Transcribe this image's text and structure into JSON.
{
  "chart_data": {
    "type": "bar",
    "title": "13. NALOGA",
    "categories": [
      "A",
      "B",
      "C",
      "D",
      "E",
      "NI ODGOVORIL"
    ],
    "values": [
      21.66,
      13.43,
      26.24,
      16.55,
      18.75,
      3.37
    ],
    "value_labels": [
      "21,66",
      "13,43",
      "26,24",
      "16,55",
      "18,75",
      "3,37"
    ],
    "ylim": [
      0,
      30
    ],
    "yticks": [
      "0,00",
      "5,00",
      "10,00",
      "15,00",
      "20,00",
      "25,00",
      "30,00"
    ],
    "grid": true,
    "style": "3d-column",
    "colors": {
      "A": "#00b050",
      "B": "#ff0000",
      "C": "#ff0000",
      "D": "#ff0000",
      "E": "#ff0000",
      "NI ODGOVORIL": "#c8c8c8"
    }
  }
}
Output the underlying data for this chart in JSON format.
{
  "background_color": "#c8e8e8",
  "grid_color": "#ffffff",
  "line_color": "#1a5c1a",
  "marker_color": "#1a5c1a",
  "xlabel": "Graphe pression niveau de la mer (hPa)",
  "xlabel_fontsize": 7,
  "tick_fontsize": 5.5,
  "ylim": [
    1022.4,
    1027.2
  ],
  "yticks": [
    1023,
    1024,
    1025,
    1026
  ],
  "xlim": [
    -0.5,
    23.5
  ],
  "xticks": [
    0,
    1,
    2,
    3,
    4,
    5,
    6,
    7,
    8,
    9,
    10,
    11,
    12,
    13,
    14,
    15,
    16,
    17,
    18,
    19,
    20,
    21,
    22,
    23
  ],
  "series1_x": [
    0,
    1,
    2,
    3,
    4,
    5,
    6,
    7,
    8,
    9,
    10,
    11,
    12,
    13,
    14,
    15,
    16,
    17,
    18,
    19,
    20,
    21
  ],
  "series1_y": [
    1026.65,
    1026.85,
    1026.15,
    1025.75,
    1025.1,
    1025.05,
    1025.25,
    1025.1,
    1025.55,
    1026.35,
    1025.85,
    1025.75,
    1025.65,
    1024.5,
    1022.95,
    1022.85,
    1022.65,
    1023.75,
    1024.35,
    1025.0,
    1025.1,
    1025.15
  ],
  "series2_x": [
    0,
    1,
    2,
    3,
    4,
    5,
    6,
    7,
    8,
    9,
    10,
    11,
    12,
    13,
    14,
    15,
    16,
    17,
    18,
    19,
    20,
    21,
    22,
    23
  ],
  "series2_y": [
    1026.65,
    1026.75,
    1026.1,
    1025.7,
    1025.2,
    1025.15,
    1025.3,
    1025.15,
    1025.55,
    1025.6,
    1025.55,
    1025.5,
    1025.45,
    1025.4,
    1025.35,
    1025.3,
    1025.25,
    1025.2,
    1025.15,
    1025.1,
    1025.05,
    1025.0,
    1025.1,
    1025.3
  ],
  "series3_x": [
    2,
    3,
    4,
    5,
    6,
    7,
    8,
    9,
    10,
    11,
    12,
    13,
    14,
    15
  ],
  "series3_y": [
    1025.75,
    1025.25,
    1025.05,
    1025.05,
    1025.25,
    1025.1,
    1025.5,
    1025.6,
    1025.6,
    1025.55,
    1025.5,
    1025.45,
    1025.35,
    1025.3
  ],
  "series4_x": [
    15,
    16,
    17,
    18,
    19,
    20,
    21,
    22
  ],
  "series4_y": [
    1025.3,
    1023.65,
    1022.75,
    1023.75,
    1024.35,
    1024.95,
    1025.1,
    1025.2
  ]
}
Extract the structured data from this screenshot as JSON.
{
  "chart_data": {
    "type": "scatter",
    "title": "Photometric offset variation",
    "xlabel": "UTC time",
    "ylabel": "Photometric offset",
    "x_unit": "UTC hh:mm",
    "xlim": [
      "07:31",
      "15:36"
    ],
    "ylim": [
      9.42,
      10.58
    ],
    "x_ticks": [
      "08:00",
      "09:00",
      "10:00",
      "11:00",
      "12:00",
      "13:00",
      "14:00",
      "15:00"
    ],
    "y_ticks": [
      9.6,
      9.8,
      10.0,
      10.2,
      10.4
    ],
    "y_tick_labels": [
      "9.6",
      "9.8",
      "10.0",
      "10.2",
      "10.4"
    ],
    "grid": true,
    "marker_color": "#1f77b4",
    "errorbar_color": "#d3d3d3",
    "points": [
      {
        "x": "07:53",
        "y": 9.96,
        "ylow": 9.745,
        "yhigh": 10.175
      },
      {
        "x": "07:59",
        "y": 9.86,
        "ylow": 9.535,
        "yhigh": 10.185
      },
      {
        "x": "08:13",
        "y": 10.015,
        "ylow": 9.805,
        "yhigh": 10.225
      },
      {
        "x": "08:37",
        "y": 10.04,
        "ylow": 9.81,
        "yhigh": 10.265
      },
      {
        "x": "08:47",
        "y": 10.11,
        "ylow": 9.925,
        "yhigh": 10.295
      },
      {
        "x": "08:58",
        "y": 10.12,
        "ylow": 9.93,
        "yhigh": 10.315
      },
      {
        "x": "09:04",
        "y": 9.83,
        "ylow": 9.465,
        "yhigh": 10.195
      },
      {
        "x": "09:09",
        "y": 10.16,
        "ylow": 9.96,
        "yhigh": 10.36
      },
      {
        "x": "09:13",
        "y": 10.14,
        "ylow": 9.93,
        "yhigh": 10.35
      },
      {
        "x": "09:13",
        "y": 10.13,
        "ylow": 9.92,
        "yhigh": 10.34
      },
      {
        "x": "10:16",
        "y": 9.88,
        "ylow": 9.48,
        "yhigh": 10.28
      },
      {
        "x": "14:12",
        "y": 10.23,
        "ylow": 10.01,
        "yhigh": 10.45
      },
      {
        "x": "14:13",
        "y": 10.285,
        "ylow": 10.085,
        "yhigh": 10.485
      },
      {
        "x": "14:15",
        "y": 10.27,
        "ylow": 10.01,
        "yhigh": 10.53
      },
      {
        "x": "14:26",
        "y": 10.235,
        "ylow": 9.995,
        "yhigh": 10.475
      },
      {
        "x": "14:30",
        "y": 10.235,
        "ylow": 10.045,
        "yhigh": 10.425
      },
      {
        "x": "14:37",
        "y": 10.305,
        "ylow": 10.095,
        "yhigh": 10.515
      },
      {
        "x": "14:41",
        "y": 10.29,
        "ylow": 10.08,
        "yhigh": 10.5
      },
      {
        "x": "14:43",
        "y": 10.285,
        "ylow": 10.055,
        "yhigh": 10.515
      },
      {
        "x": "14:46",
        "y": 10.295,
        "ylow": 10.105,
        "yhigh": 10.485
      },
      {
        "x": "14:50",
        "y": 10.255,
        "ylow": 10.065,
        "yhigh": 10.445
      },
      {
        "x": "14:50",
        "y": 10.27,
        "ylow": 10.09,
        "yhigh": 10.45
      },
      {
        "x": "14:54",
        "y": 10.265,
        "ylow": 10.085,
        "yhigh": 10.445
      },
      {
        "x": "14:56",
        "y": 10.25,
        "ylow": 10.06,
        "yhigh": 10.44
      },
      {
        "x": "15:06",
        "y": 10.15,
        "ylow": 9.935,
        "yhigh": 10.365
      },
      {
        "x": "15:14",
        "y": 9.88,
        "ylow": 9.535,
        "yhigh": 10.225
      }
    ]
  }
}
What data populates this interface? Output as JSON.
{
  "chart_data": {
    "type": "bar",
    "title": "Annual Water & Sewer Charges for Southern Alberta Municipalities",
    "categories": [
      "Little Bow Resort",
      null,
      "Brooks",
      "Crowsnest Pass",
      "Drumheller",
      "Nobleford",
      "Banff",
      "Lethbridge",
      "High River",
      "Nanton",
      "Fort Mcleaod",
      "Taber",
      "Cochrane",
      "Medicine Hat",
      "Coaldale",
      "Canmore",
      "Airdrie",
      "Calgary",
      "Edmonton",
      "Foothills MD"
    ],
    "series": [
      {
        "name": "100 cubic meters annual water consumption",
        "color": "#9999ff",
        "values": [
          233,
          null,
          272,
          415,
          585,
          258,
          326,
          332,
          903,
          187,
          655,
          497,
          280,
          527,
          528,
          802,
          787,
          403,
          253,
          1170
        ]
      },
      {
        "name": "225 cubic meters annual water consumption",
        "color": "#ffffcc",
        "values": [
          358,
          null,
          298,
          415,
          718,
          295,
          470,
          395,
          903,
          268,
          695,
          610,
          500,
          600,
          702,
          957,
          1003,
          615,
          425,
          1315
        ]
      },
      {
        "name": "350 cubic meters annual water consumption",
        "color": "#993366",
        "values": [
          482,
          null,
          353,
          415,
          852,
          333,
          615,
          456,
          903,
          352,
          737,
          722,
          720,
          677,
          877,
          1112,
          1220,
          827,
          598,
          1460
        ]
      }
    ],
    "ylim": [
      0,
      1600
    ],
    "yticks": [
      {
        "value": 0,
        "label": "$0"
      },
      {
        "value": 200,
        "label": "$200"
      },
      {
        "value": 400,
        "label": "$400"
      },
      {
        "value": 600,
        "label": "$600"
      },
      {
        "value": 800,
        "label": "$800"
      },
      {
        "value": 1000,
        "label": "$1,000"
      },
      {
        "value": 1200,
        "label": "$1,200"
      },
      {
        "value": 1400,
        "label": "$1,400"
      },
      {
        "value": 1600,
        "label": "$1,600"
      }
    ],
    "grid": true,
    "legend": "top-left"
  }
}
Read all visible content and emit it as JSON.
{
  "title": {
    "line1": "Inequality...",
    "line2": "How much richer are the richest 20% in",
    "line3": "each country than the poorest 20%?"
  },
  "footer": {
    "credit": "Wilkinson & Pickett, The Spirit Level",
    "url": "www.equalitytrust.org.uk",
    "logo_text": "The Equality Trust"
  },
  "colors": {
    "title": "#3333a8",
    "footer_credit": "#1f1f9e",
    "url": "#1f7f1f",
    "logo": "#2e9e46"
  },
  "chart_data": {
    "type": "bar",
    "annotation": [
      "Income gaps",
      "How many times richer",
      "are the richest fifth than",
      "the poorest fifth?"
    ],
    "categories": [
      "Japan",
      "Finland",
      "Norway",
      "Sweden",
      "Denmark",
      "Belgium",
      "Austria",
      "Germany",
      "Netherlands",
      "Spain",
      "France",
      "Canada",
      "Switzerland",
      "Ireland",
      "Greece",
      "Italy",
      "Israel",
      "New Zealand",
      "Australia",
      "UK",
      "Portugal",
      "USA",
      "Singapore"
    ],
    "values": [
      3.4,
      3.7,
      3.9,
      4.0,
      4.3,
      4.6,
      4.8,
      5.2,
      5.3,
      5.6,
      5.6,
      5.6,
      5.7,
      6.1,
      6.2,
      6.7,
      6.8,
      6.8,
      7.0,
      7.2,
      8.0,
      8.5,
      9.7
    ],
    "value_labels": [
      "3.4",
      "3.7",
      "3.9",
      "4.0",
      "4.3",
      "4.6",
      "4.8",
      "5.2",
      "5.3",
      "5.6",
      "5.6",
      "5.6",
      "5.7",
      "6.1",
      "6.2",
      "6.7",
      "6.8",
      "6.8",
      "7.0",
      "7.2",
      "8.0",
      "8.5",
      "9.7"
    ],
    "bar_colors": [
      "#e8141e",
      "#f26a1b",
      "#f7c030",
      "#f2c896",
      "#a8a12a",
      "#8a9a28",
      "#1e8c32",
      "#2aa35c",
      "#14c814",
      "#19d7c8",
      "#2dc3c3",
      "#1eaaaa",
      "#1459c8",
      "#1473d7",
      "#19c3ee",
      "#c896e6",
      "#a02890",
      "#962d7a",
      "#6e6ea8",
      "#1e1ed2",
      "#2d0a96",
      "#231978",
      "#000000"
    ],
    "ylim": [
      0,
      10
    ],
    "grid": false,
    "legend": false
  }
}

▶ Written instruction: Gather up, from the records above, each line where the word "poorest" appears.

▶ Solution to this task:
    "line3": "each country than the poorest 20%?"
      "the poorest fifth?"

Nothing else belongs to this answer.